■ Requirements ■
Copy out each line of the material in which the word "menyebutkan" appears.

■ Provided information ■

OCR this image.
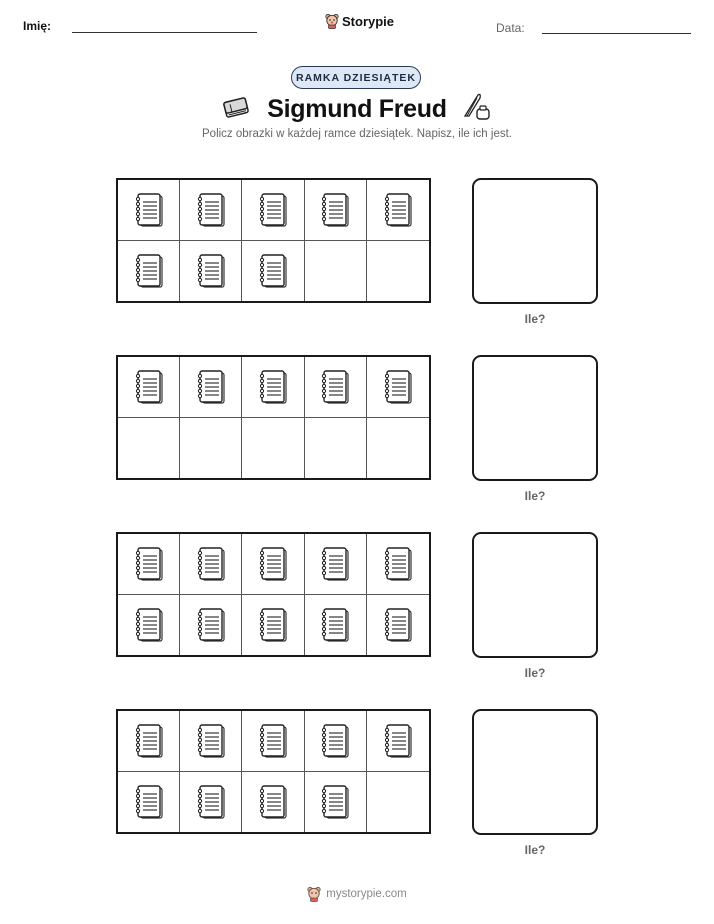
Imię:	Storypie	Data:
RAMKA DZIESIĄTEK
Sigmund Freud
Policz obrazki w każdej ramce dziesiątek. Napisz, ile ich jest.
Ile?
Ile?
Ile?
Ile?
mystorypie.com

...

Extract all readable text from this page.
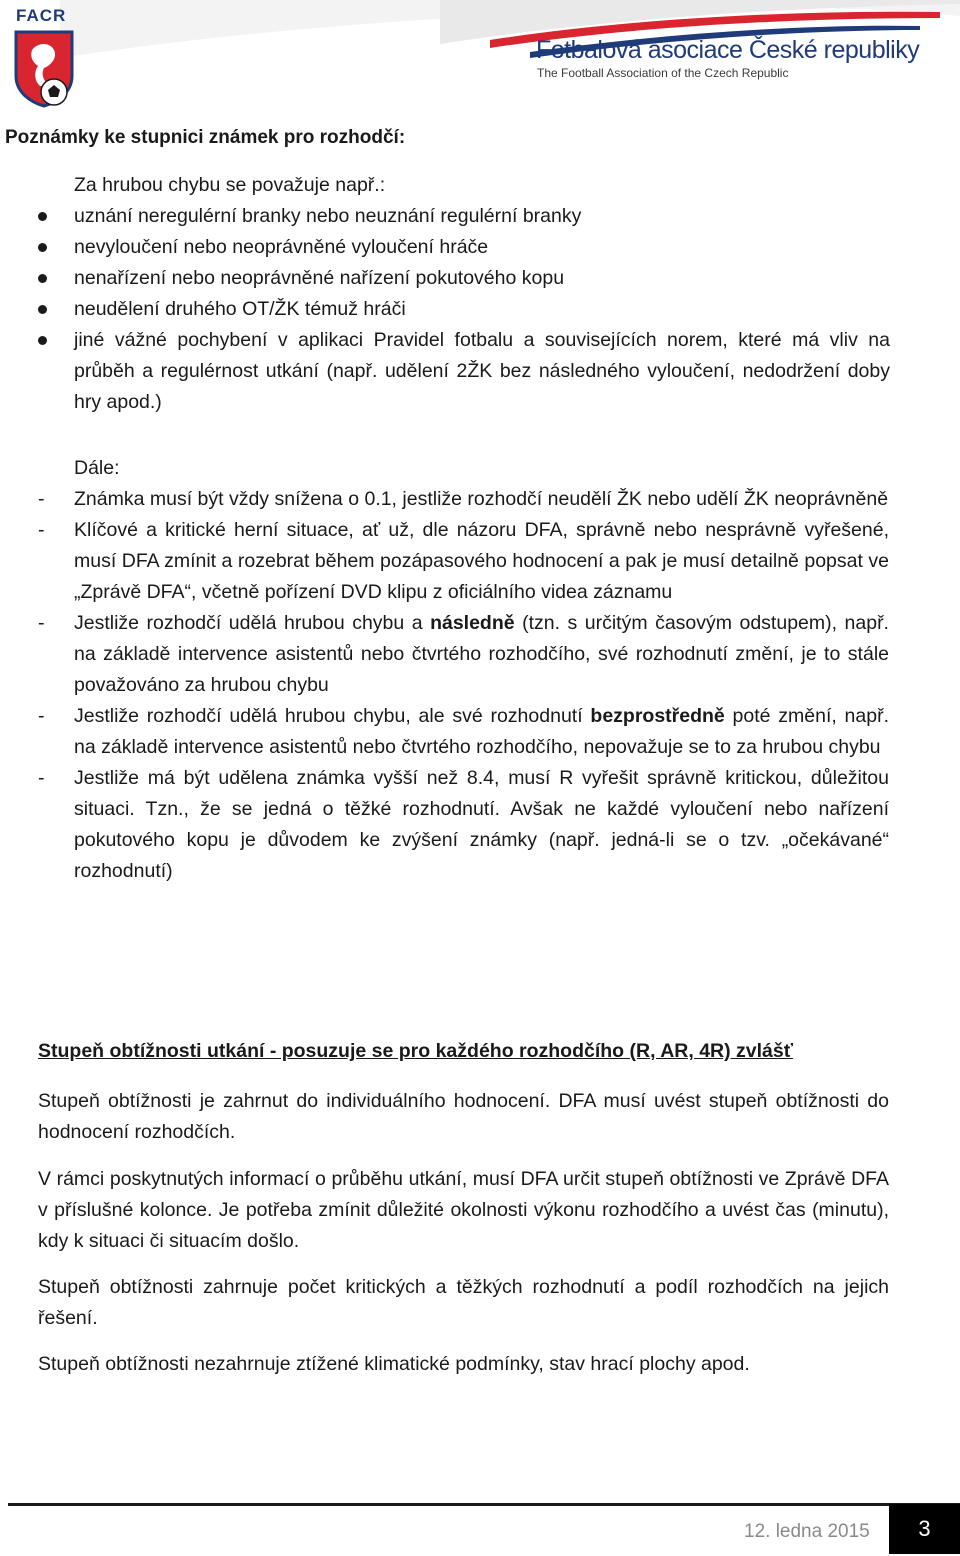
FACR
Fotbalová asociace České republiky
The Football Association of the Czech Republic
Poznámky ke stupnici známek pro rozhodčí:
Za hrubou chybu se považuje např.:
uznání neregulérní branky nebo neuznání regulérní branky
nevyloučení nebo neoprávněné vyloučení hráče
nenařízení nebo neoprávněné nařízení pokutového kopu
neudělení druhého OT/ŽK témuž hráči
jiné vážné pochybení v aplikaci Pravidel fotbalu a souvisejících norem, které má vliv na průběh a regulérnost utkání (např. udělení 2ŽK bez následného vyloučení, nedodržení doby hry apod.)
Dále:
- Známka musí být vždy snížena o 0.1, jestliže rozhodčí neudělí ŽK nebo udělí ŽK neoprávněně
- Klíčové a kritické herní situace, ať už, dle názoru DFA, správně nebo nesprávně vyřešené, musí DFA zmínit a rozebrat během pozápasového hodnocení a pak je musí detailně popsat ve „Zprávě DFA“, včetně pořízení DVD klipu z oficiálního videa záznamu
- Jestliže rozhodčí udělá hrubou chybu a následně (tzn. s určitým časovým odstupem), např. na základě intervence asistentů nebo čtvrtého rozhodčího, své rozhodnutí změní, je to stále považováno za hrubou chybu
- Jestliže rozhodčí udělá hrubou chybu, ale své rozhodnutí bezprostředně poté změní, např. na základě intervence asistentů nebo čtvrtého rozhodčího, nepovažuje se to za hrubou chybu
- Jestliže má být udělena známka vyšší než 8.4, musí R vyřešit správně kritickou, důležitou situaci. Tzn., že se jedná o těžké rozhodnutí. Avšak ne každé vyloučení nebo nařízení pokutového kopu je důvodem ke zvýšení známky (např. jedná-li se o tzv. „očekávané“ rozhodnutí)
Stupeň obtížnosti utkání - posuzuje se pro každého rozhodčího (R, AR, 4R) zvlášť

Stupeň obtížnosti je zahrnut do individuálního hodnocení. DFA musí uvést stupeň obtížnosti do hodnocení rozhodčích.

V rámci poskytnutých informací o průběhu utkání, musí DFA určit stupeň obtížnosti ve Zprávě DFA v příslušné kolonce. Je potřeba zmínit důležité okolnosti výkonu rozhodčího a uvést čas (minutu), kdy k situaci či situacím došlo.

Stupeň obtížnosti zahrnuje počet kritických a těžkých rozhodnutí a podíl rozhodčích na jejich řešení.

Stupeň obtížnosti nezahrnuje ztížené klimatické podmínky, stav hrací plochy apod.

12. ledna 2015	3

---

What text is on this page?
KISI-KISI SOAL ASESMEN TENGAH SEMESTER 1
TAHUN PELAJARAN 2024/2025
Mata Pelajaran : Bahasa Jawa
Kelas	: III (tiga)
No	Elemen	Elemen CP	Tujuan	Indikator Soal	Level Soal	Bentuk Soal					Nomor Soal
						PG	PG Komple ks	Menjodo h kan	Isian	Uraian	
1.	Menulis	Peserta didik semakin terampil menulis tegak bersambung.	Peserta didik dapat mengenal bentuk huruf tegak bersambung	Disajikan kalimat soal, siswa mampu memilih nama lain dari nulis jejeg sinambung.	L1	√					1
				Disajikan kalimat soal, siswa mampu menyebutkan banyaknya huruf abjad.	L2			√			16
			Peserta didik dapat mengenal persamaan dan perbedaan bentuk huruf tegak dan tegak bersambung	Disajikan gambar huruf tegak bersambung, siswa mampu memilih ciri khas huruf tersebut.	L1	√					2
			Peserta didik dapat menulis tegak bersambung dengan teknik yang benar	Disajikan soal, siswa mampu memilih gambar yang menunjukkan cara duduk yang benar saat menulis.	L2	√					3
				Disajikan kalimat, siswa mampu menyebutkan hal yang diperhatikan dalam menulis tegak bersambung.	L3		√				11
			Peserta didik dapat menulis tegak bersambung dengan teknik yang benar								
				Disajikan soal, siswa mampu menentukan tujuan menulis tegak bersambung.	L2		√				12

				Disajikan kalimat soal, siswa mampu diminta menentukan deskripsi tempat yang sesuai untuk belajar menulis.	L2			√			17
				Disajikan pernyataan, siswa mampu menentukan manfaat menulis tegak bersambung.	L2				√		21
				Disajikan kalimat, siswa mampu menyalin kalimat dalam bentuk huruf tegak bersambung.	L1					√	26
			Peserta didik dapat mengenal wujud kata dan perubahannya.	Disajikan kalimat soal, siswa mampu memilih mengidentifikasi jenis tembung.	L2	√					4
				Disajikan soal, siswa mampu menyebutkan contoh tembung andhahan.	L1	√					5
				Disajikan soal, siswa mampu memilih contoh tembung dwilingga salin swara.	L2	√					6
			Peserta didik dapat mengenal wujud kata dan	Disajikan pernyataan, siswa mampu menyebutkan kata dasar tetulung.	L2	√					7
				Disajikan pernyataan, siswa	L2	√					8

■ Output of the task ■
				Disajikan kalimat soal, siswa mampu menyebutkan banyaknya huruf abjad.	L2			√			16
				Disajikan kalimat, siswa mampu menyebutkan hal yang diperhatikan dalam menulis tegak bersambung.	L3		√				11
				Disajikan soal, siswa mampu menyebutkan contoh tembung andhahan.	L1	√					5
			Peserta didik dapat mengenal wujud kata dan	Disajikan pernyataan, siswa mampu menyebutkan kata dasar tetulung.	L2	√					7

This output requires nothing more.